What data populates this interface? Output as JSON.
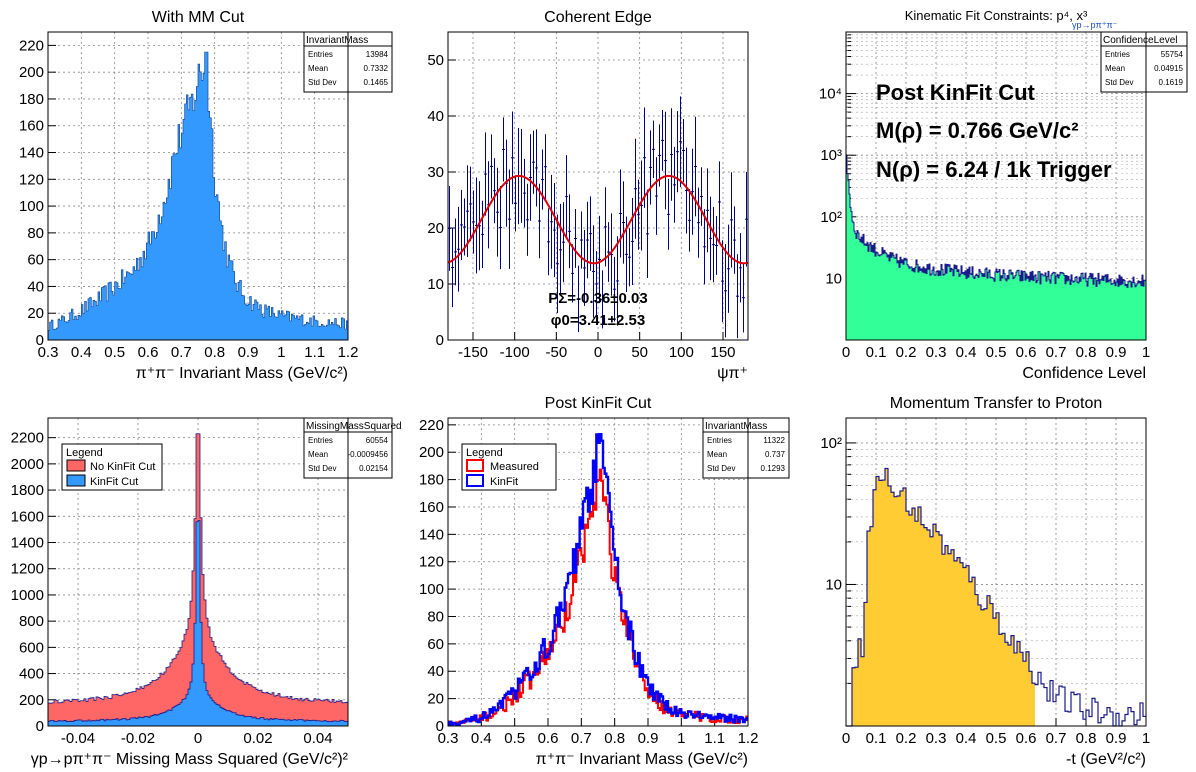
{
  "chart_data": [
    {
      "type": "bar",
      "title": "With MM Cut",
      "xlabel": "π⁺π⁻ Invariant Mass (GeV/c²)",
      "ylabel": "",
      "xlim": [
        0.3,
        1.2
      ],
      "ylim": [
        0,
        230
      ],
      "xticks": [
        "0.3",
        "0.4",
        "0.5",
        "0.6",
        "0.7",
        "0.8",
        "0.9",
        "1",
        "1.1",
        "1.2"
      ],
      "yticks": [
        "0",
        "20",
        "40",
        "60",
        "80",
        "100",
        "120",
        "140",
        "160",
        "180",
        "200",
        "220"
      ],
      "grid": true,
      "fill": "#3399ff",
      "stats": {
        "title": "InvariantMass",
        "rows": [
          [
            "Entries",
            "13984"
          ],
          [
            "Mean",
            "0.7332"
          ],
          [
            "Std Dev",
            "0.1465"
          ]
        ]
      },
      "curve": [
        [
          0.3,
          10
        ],
        [
          0.35,
          15
        ],
        [
          0.4,
          22
        ],
        [
          0.45,
          30
        ],
        [
          0.5,
          40
        ],
        [
          0.55,
          50
        ],
        [
          0.6,
          70
        ],
        [
          0.63,
          90
        ],
        [
          0.66,
          115
        ],
        [
          0.68,
          140
        ],
        [
          0.7,
          155
        ],
        [
          0.72,
          170
        ],
        [
          0.74,
          182
        ],
        [
          0.75,
          195
        ],
        [
          0.76,
          200
        ],
        [
          0.77,
          205
        ],
        [
          0.78,
          190
        ],
        [
          0.79,
          160
        ],
        [
          0.8,
          125
        ],
        [
          0.82,
          85
        ],
        [
          0.84,
          60
        ],
        [
          0.87,
          40
        ],
        [
          0.9,
          30
        ],
        [
          0.95,
          22
        ],
        [
          1.0,
          18
        ],
        [
          1.1,
          14
        ],
        [
          1.2,
          12
        ]
      ],
      "peak": 215
    },
    {
      "type": "scatter",
      "title": "Coherent Edge",
      "xlabel": "ψπ⁺",
      "xlim": [
        -180,
        180
      ],
      "ylim": [
        0,
        55
      ],
      "xticks": [
        "-150",
        "-100",
        "-50",
        "0",
        "50",
        "100",
        "150"
      ],
      "yticks": [
        "0",
        "10",
        "20",
        "30",
        "40",
        "50"
      ],
      "grid": true,
      "fit": {
        "amplitude": 7.8,
        "offset": 21.5,
        "phi_deg": -5
      },
      "points": [
        [
          -175,
          17
        ],
        [
          -165,
          19
        ],
        [
          -155,
          22
        ],
        [
          -145,
          26
        ],
        [
          -135,
          24
        ],
        [
          -125,
          28
        ],
        [
          -115,
          30
        ],
        [
          -105,
          32
        ],
        [
          -95,
          31
        ],
        [
          -85,
          27
        ],
        [
          -75,
          28
        ],
        [
          -65,
          26
        ],
        [
          -55,
          22
        ],
        [
          -45,
          20
        ],
        [
          -35,
          18
        ],
        [
          -25,
          15
        ],
        [
          -15,
          14
        ],
        [
          -5,
          13
        ],
        [
          5,
          12
        ],
        [
          15,
          15
        ],
        [
          25,
          17
        ],
        [
          35,
          20
        ],
        [
          45,
          22
        ],
        [
          55,
          25
        ],
        [
          65,
          30
        ],
        [
          75,
          31
        ],
        [
          85,
          32
        ],
        [
          95,
          29
        ],
        [
          105,
          27
        ],
        [
          115,
          23
        ],
        [
          125,
          20
        ],
        [
          135,
          18
        ],
        [
          145,
          16
        ],
        [
          155,
          15
        ],
        [
          165,
          13
        ],
        [
          175,
          12
        ]
      ],
      "annotations": [
        "PΣ=-0.36±0.03",
        "φ0=3.41±2.53"
      ]
    },
    {
      "type": "bar",
      "title": "Kinematic Fit Constraints: p⁴, x³",
      "title_sub": "γp→pπ⁺π⁻",
      "xlabel": "Confidence Level",
      "xlim": [
        0,
        1
      ],
      "yscale": "log",
      "ylim": [
        1,
        100000
      ],
      "xticks": [
        "0",
        "0.1",
        "0.2",
        "0.3",
        "0.4",
        "0.5",
        "0.6",
        "0.7",
        "0.8",
        "0.9",
        "1"
      ],
      "ytick_labels": [
        "10",
        "10²",
        "10³",
        "10⁴"
      ],
      "grid": true,
      "fill": "#33ff99",
      "stats": {
        "title": "ConfidenceLevel",
        "rows": [
          [
            "Entries",
            "55754"
          ],
          [
            "Mean",
            "0.04915"
          ],
          [
            "Std Dev",
            "0.1619"
          ]
        ]
      },
      "annotations": [
        "Post KinFit Cut",
        "M(ρ) = 0.766 GeV/c²",
        "N(ρ) = 6.24 / 1k Trigger"
      ]
    },
    {
      "type": "bar",
      "title": "",
      "xlabel": "γp→pπ⁺π⁻ Missing Mass Squared (GeV/c²)²",
      "xlim": [
        -0.05,
        0.05
      ],
      "ylim": [
        0,
        2350
      ],
      "xticks": [
        "-0.04",
        "-0.02",
        "0",
        "0.02",
        "0.04"
      ],
      "yticks": [
        "0",
        "200",
        "400",
        "600",
        "800",
        "1000",
        "1200",
        "1400",
        "1600",
        "1800",
        "2000",
        "2200"
      ],
      "grid": true,
      "legend": {
        "title": "Legend",
        "entries": [
          {
            "name": "No KinFit Cut",
            "color": "#ff6666"
          },
          {
            "name": "KinFit Cut",
            "color": "#3399ff"
          }
        ]
      },
      "stats": {
        "title": "MissingMassSquared",
        "rows": [
          [
            "Entries",
            "60554"
          ],
          [
            "Mean",
            "-0.0009456"
          ],
          [
            "Std Dev",
            "0.02154"
          ]
        ]
      }
    },
    {
      "type": "line",
      "title": "Post KinFit Cut",
      "xlabel": "π⁺π⁻ Invariant Mass (GeV/c²)",
      "xlim": [
        0.3,
        1.2
      ],
      "ylim": [
        0,
        225
      ],
      "xticks": [
        "0.3",
        "0.4",
        "0.5",
        "0.6",
        "0.7",
        "0.8",
        "0.9",
        "1",
        "1.1",
        "1.2"
      ],
      "yticks": [
        "0",
        "20",
        "40",
        "60",
        "80",
        "100",
        "120",
        "140",
        "160",
        "180",
        "200",
        "220"
      ],
      "grid": true,
      "legend": {
        "title": "Legend",
        "entries": [
          {
            "name": "Measured",
            "color": "#ff0000"
          },
          {
            "name": "KinFit",
            "color": "#0000ff"
          }
        ]
      },
      "stats": {
        "title": "InvariantMass",
        "rows": [
          [
            "Entries",
            "11322"
          ],
          [
            "Mean",
            "0.737"
          ],
          [
            "Std Dev",
            "0.1293"
          ]
        ]
      },
      "curve": [
        [
          0.3,
          2
        ],
        [
          0.35,
          3
        ],
        [
          0.4,
          6
        ],
        [
          0.45,
          12
        ],
        [
          0.5,
          25
        ],
        [
          0.55,
          40
        ],
        [
          0.6,
          60
        ],
        [
          0.65,
          90
        ],
        [
          0.68,
          120
        ],
        [
          0.7,
          145
        ],
        [
          0.72,
          165
        ],
        [
          0.74,
          185
        ],
        [
          0.75,
          200
        ],
        [
          0.76,
          205
        ],
        [
          0.77,
          190
        ],
        [
          0.79,
          140
        ],
        [
          0.81,
          110
        ],
        [
          0.83,
          85
        ],
        [
          0.86,
          55
        ],
        [
          0.9,
          28
        ],
        [
          0.95,
          15
        ],
        [
          1.0,
          10
        ],
        [
          1.1,
          6
        ],
        [
          1.2,
          5
        ]
      ]
    },
    {
      "type": "bar",
      "title": "Momentum Transfer to Proton",
      "xlabel": "-t (GeV²/c²)",
      "xlim": [
        0,
        1
      ],
      "yscale": "log",
      "ylim": [
        1,
        150
      ],
      "xticks": [
        "0",
        "0.1",
        "0.2",
        "0.3",
        "0.4",
        "0.5",
        "0.6",
        "0.7",
        "0.8",
        "0.9",
        "1"
      ],
      "ytick_labels": [
        "10",
        "10²"
      ],
      "grid": true,
      "fill": "#ffcc33",
      "curve": [
        [
          0.03,
          3
        ],
        [
          0.06,
          4
        ],
        [
          0.08,
          25
        ],
        [
          0.1,
          50
        ],
        [
          0.12,
          60
        ],
        [
          0.14,
          55
        ],
        [
          0.16,
          45
        ],
        [
          0.2,
          40
        ],
        [
          0.24,
          30
        ],
        [
          0.28,
          25
        ],
        [
          0.32,
          20
        ],
        [
          0.36,
          15
        ],
        [
          0.4,
          12
        ],
        [
          0.45,
          8
        ],
        [
          0.5,
          6
        ],
        [
          0.55,
          4
        ],
        [
          0.6,
          3
        ],
        [
          0.65,
          2
        ],
        [
          0.7,
          1.6
        ],
        [
          0.8,
          1.3
        ],
        [
          0.9,
          1.2
        ]
      ]
    }
  ]
}
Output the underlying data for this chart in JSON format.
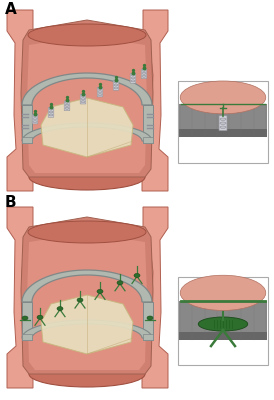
{
  "label_A": "A",
  "label_B": "B",
  "bg_color": "#ffffff",
  "tissue_color": "#e8a898",
  "tissue_dark": "#d4907a",
  "wall_color": "#c87060",
  "prosthesis_color": "#b0b8b0",
  "prosthesis_dark": "#808888",
  "leaflet_color": "#e8dfc0",
  "leaflet_edge": "#c8b890",
  "suture_color": "#3a7a3a",
  "fastener_color": "#c8c8d0",
  "fastener_dark": "#909098",
  "label_fontsize": 11
}
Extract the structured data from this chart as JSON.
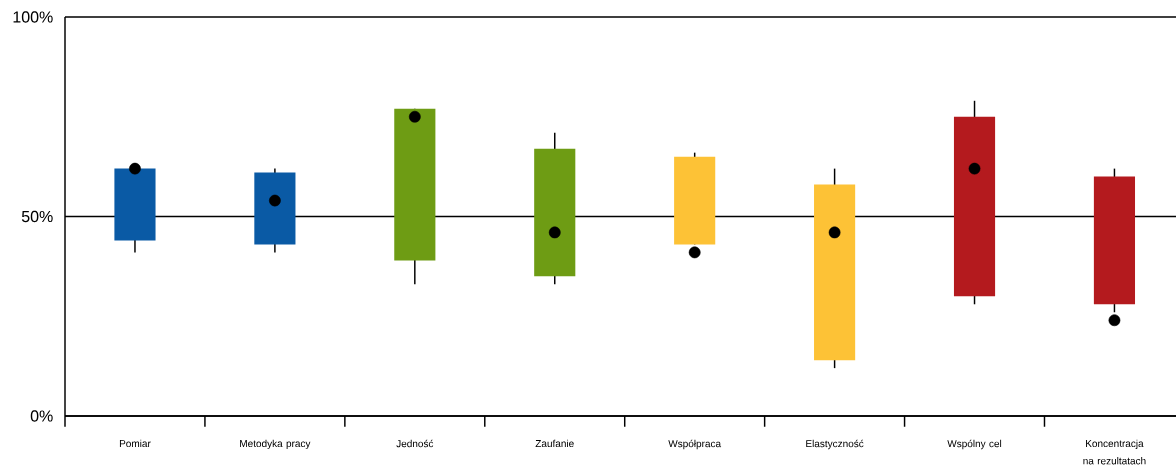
{
  "chart_data": {
    "type": "bar",
    "categories": [
      "Pomiar",
      "Metodyka pracy",
      "Jedność",
      "Zaufanie",
      "Współpraca",
      "Elastyczność",
      "Wspólny cel",
      "Koncentracja na rezultatach"
    ],
    "series": [
      {
        "base": [
          44,
          43,
          39,
          35,
          43,
          14,
          30,
          28
        ],
        "values": [
          18,
          18,
          38,
          32,
          22,
          44,
          45,
          32
        ],
        "colors": [
          "#0a5aa5",
          "#0a5aa5",
          "#6e9c14",
          "#6e9c14",
          "#fdc236",
          "#fdc236",
          "#b41a1e",
          "#b41a1e"
        ],
        "errors": [
          [
            41,
            62
          ],
          [
            41,
            62
          ],
          [
            33,
            77
          ],
          [
            33,
            71
          ],
          [
            43,
            66
          ],
          [
            12,
            62
          ],
          [
            28,
            79
          ],
          [
            26,
            62
          ]
        ]
      },
      {
        "type": "scatter",
        "x": [
          "Pomiar",
          "Metodyka pracy",
          "Jedność",
          "Zaufanie",
          "Współpraca",
          "Elastyczność",
          "Wspólny cel",
          "Koncentracja na rezultatach"
        ],
        "values": [
          62,
          54,
          75,
          46,
          41,
          46,
          62,
          24
        ],
        "color": "#000000",
        "marker": "circle"
      }
    ],
    "ylim": [
      0,
      100
    ],
    "yticks": [
      {
        "value": 0,
        "label": "0%"
      },
      {
        "value": 50,
        "label": "50%"
      },
      {
        "value": 100,
        "label": "100%"
      }
    ],
    "grid": "y"
  }
}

_EXERCISE AIM:_
From the data above, copy out every line with the string "rezultatach" in it.

_ANSWER TO THE TASK:_
      "Koncentracja na rezultatach"
          "Koncentracja na rezultatach"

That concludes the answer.